ROWS:

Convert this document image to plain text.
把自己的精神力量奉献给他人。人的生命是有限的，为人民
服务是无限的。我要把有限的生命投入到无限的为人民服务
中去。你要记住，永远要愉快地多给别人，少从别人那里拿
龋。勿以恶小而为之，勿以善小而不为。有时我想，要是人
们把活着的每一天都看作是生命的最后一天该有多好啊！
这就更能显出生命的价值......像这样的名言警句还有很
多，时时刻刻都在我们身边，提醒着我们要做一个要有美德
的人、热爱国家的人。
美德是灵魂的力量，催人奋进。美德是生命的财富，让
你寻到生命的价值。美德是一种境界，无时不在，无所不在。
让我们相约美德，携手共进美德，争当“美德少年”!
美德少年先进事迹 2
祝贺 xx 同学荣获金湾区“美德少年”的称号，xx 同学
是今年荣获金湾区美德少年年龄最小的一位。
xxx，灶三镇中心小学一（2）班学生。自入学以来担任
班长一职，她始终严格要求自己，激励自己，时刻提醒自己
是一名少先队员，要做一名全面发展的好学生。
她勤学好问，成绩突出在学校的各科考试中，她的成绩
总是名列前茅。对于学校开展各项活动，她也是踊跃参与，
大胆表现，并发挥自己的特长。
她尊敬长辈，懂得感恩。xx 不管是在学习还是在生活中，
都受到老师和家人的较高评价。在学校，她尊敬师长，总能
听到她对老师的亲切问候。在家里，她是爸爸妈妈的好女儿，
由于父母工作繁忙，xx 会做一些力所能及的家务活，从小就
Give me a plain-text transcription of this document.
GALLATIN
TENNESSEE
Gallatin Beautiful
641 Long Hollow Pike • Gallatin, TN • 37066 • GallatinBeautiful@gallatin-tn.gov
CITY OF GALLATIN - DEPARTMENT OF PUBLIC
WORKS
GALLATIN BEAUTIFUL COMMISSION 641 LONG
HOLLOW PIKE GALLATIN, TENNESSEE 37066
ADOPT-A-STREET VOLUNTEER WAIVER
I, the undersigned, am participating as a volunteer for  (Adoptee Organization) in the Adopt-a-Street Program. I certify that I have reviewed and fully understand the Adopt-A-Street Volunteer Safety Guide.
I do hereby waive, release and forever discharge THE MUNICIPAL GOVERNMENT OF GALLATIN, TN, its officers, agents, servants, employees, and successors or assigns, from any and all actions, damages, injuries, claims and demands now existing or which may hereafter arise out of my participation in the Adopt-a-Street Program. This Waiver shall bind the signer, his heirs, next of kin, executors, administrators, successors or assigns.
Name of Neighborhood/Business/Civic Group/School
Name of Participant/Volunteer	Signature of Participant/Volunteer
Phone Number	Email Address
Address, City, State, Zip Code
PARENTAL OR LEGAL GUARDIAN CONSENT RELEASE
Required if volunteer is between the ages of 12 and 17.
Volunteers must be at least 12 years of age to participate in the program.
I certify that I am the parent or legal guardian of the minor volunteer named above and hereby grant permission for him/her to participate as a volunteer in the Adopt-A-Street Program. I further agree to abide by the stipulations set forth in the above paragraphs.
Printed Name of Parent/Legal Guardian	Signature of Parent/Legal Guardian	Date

STATED PROBLEM: Each record above should be output again exactly.

ANSWER BELOW:
Convert this document image to plain text.
把自己的精神力量奉献给他人。人的生命是有限的，为人民
服务是无限的。我要把有限的生命投入到无限的为人民服务
中去。你要记住，永远要愉快地多给别人，少从别人那里拿
龋。勿以恶小而为之，勿以善小而不为。有时我想，要是人
们把活着的每一天都看作是生命的最后一天该有多好啊！
这就更能显出生命的价值......像这样的名言警句还有很
多，时时刻刻都在我们身边，提醒着我们要做一个要有美德
的人、热爱国家的人。
美德是灵魂的力量，催人奋进。美德是生命的财富，让
你寻到生命的价值。美德是一种境界，无时不在，无所不在。
让我们相约美德，携手共进美德，争当“美德少年”!
美德少年先进事迹 2
祝贺 xx 同学荣获金湾区“美德少年”的称号，xx 同学
是今年荣获金湾区美德少年年龄最小的一位。
xxx，灶三镇中心小学一（2）班学生。自入学以来担任
班长一职，她始终严格要求自己，激励自己，时刻提醒自己
是一名少先队员，要做一名全面发展的好学生。
她勤学好问，成绩突出在学校的各科考试中，她的成绩
总是名列前茅。对于学校开展各项活动，她也是踊跃参与，
大胆表现，并发挥自己的特长。
她尊敬长辈，懂得感恩。xx 不管是在学习还是在生活中，
都受到老师和家人的较高评价。在学校，她尊敬师长，总能
听到她对老师的亲切问候。在家里，她是爸爸妈妈的好女儿，
由于父母工作繁忙，xx 会做一些力所能及的家务活，从小就
Give me a plain-text transcription of this document.
GALLATIN
TENNESSEE
Gallatin Beautiful
641 Long Hollow Pike • Gallatin, TN • 37066 • GallatinBeautiful@gallatin-tn.gov
CITY OF GALLATIN - DEPARTMENT OF PUBLIC
WORKS
GALLATIN BEAUTIFUL COMMISSION 641 LONG
HOLLOW PIKE GALLATIN, TENNESSEE 37066
ADOPT-A-STREET VOLUNTEER WAIVER
I, the undersigned, am participating as a volunteer for  (Adoptee Organization) in the Adopt-a-Street Program. I certify that I have reviewed and fully understand the Adopt-A-Street Volunteer Safety Guide.
I do hereby waive, release and forever discharge THE MUNICIPAL GOVERNMENT OF GALLATIN, TN, its officers, agents, servants, employees, and successors or assigns, from any and all actions, damages, injuries, claims and demands now existing or which may hereafter arise out of my participation in the Adopt-a-Street Program. This Waiver shall bind the signer, his heirs, next of kin, executors, administrators, successors or assigns.
Name of Neighborhood/Business/Civic Group/School
Name of Participant/Volunteer	Signature of Participant/Volunteer
Phone Number	Email Address
Address, City, State, Zip Code
PARENTAL OR LEGAL GUARDIAN CONSENT RELEASE
Required if volunteer is between the ages of 12 and 17.
Volunteers must be at least 12 years of age to participate in the program.
I certify that I am the parent or legal guardian of the minor volunteer named above and hereby grant permission for him/her to participate as a volunteer in the Adopt-A-Street Program. I further agree to abide by the stipulations set forth in the above paragraphs.
Printed Name of Parent/Legal Guardian	Signature of Parent/Legal Guardian	Date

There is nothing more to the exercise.